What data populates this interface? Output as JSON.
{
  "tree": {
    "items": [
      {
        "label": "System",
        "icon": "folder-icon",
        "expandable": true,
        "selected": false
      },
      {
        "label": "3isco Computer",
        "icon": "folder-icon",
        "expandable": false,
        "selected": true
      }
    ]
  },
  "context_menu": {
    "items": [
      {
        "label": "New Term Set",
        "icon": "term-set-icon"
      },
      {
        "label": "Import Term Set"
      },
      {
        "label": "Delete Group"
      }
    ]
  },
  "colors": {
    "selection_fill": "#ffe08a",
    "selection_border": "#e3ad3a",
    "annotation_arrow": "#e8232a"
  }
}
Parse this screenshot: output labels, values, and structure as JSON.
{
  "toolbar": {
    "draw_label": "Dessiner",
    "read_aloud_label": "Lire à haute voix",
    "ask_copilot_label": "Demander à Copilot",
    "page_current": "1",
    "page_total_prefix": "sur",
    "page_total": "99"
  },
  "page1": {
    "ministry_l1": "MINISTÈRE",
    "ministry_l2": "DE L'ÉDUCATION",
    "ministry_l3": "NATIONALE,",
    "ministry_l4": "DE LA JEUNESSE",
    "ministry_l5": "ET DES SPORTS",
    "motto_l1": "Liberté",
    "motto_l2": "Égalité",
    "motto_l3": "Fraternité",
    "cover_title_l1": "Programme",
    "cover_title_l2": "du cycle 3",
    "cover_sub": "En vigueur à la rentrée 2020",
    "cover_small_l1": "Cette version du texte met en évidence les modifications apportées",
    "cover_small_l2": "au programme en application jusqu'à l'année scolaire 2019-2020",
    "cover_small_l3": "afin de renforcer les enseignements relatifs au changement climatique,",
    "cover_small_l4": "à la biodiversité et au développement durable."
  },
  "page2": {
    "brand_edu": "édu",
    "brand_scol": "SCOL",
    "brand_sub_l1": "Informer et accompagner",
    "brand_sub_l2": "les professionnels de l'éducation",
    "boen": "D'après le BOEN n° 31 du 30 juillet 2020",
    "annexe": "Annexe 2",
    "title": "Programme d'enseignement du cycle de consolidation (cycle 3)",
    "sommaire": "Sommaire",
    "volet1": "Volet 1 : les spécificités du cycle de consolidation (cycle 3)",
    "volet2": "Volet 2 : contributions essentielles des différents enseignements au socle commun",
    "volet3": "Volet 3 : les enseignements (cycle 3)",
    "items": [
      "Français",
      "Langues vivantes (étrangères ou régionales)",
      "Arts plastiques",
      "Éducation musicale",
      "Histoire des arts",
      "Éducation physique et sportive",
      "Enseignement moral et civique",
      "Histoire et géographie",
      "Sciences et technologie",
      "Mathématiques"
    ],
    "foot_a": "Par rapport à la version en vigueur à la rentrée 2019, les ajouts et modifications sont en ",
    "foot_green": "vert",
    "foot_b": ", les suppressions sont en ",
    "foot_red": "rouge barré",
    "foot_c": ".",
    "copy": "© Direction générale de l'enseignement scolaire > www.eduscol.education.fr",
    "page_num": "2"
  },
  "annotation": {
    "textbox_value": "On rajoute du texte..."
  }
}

— The problem —
Above are some records. Print them all exactly.

— Result of this task —
What data populates this interface? Output as JSON.
{
  "tree": {
    "items": [
      {
        "label": "System",
        "icon": "folder-icon",
        "expandable": true,
        "selected": false
      },
      {
        "label": "3isco Computer",
        "icon": "folder-icon",
        "expandable": false,
        "selected": true
      }
    ]
  },
  "context_menu": {
    "items": [
      {
        "label": "New Term Set",
        "icon": "term-set-icon"
      },
      {
        "label": "Import Term Set"
      },
      {
        "label": "Delete Group"
      }
    ]
  },
  "colors": {
    "selection_fill": "#ffe08a",
    "selection_border": "#e3ad3a",
    "annotation_arrow": "#e8232a"
  }
}
Parse this screenshot: output labels, values, and structure as JSON.
{
  "toolbar": {
    "draw_label": "Dessiner",
    "read_aloud_label": "Lire à haute voix",
    "ask_copilot_label": "Demander à Copilot",
    "page_current": "1",
    "page_total_prefix": "sur",
    "page_total": "99"
  },
  "page1": {
    "ministry_l1": "MINISTÈRE",
    "ministry_l2": "DE L'ÉDUCATION",
    "ministry_l3": "NATIONALE,",
    "ministry_l4": "DE LA JEUNESSE",
    "ministry_l5": "ET DES SPORTS",
    "motto_l1": "Liberté",
    "motto_l2": "Égalité",
    "motto_l3": "Fraternité",
    "cover_title_l1": "Programme",
    "cover_title_l2": "du cycle 3",
    "cover_sub": "En vigueur à la rentrée 2020",
    "cover_small_l1": "Cette version du texte met en évidence les modifications apportées",
    "cover_small_l2": "au programme en application jusqu'à l'année scolaire 2019-2020",
    "cover_small_l3": "afin de renforcer les enseignements relatifs au changement climatique,",
    "cover_small_l4": "à la biodiversité et au développement durable."
  },
  "page2": {
    "brand_edu": "édu",
    "brand_scol": "SCOL",
    "brand_sub_l1": "Informer et accompagner",
    "brand_sub_l2": "les professionnels de l'éducation",
    "boen": "D'après le BOEN n° 31 du 30 juillet 2020",
    "annexe": "Annexe 2",
    "title": "Programme d'enseignement du cycle de consolidation (cycle 3)",
    "sommaire": "Sommaire",
    "volet1": "Volet 1 : les spécificités du cycle de consolidation (cycle 3)",
    "volet2": "Volet 2 : contributions essentielles des différents enseignements au socle commun",
    "volet3": "Volet 3 : les enseignements (cycle 3)",
    "items": [
      "Français",
      "Langues vivantes (étrangères ou régionales)",
      "Arts plastiques",
      "Éducation musicale",
      "Histoire des arts",
      "Éducation physique et sportive",
      "Enseignement moral et civique",
      "Histoire et géographie",
      "Sciences et technologie",
      "Mathématiques"
    ],
    "foot_a": "Par rapport à la version en vigueur à la rentrée 2019, les ajouts et modifications sont en ",
    "foot_green": "vert",
    "foot_b": ", les suppressions sont en ",
    "foot_red": "rouge barré",
    "foot_c": ".",
    "copy": "© Direction générale de l'enseignement scolaire > www.eduscol.education.fr",
    "page_num": "2"
  },
  "annotation": {
    "textbox_value": "On rajoute du texte..."
  }
}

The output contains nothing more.